(Entries taken from a collection)
* START *

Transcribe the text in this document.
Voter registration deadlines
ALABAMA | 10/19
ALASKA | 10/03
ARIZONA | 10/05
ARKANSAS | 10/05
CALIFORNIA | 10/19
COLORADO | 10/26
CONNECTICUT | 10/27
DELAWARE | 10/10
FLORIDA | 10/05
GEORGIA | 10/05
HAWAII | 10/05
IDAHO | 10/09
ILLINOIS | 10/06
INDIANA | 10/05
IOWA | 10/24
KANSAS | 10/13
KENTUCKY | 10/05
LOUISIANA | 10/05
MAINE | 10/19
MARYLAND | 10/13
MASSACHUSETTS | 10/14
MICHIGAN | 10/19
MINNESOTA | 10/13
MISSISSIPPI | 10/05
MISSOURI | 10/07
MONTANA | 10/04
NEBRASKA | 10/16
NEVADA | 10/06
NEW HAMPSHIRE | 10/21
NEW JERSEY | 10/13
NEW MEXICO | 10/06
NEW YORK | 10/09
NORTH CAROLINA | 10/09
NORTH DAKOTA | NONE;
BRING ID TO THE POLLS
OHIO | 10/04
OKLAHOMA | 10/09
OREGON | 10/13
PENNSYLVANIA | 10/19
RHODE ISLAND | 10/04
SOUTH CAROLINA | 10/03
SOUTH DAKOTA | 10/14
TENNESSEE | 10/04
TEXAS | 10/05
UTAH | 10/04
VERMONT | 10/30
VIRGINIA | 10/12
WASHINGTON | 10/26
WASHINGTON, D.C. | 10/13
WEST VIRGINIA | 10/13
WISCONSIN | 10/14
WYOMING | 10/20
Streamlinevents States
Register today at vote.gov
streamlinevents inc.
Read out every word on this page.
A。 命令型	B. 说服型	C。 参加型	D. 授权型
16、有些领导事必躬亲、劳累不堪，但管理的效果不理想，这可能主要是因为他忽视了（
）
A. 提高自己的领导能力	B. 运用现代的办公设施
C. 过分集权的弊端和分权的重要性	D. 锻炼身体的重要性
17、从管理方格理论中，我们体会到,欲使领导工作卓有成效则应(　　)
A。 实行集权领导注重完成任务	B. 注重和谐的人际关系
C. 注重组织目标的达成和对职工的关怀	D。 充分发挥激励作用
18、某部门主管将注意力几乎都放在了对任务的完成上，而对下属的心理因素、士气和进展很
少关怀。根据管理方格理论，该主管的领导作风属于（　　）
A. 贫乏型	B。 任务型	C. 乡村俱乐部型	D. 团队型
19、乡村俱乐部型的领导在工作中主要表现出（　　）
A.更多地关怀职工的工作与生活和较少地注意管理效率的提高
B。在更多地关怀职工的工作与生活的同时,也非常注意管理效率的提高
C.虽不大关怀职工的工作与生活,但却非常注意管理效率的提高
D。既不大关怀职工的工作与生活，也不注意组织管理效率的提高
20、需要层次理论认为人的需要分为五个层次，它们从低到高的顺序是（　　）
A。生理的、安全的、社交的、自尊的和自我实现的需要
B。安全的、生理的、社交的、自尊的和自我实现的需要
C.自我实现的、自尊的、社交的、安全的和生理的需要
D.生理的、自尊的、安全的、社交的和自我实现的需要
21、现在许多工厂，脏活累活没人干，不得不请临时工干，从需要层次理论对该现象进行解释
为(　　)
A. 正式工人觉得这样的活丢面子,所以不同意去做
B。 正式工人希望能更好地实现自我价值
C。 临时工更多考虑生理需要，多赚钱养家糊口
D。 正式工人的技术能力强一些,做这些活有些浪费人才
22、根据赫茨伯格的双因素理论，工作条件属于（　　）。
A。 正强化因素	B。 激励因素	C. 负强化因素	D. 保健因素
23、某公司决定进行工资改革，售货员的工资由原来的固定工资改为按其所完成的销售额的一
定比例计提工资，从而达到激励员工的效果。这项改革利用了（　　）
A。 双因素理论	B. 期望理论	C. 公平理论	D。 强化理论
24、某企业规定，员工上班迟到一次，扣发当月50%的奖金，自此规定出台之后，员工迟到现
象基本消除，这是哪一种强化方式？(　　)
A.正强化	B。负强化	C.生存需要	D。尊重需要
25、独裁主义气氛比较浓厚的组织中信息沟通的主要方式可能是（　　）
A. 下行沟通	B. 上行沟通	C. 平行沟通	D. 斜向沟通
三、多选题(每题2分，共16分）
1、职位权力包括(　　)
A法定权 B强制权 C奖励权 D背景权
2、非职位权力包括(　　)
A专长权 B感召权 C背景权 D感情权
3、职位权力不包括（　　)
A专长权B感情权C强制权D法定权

* END *

Exercise aim – Track down every line of the material containing the string "自尊的和自我实现的需要", and copy it.

Result of this exercise –
A。生理的、安全的、社交的、自尊的和自我实现的需要
B。安全的、生理的、社交的、自尊的和自我实现的需要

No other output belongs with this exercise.